Set task.
Pick every line with "description" from the material below.

Supplied data.
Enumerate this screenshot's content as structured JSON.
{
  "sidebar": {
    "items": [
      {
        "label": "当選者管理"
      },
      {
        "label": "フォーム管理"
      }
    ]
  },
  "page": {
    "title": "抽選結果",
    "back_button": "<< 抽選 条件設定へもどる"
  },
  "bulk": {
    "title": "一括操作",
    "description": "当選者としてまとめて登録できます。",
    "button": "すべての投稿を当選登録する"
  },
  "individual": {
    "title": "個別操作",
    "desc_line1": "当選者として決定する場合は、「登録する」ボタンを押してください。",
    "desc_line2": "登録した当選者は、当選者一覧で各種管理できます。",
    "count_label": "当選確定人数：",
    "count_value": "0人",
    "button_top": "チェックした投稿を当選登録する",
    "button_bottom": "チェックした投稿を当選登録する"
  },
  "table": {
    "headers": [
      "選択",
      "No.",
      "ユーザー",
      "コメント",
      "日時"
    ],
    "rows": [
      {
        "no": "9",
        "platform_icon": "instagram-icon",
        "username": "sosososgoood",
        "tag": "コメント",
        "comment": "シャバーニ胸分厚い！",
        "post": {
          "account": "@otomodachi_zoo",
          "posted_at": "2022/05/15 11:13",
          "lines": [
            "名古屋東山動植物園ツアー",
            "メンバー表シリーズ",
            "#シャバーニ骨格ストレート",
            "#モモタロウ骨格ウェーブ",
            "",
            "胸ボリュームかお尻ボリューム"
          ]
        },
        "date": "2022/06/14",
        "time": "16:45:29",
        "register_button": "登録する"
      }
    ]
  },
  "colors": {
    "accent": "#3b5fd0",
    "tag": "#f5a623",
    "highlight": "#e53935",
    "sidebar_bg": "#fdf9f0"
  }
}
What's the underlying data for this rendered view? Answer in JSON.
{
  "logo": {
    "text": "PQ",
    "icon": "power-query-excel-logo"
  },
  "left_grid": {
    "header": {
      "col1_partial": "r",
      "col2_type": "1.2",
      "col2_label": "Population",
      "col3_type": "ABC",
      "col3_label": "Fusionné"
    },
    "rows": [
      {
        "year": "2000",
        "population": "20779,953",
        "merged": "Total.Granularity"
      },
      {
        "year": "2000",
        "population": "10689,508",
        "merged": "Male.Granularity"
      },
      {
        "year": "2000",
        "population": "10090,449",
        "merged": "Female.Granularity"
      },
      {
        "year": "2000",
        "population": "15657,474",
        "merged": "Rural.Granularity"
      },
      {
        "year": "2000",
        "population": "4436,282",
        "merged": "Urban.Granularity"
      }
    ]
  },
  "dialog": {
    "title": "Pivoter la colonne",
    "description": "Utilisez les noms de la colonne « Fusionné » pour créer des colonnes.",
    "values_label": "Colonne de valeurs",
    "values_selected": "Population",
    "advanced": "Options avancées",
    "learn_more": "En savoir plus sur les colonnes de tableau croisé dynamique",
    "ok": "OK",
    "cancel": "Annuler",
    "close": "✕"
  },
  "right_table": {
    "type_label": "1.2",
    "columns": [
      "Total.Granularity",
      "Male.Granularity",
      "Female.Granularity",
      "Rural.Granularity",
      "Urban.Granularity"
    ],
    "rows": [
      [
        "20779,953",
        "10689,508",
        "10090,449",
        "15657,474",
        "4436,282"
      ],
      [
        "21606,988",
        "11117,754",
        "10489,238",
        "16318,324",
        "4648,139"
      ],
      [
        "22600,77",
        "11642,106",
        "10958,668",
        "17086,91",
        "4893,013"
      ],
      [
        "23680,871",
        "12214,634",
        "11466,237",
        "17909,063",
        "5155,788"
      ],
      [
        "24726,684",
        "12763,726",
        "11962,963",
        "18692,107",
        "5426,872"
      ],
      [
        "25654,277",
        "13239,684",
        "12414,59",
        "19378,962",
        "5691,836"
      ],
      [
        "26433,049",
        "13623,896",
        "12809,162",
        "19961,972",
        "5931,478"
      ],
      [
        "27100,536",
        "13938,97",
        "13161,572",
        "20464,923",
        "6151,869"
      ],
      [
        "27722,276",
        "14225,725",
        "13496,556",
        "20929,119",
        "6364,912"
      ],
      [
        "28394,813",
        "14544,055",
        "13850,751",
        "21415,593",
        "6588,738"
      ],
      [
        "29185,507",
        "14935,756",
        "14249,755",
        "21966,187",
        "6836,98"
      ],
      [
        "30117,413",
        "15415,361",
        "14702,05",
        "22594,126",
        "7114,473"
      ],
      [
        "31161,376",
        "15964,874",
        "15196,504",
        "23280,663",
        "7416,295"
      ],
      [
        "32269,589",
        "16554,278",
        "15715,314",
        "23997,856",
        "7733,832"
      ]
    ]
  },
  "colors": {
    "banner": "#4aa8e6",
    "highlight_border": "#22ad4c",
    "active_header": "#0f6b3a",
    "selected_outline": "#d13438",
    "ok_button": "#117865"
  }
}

Output.
    "description": "当選者としてまとめて登録できます。",
    "description": "Utilisez les noms de la colonne « Fusionné » pour créer des colonnes.",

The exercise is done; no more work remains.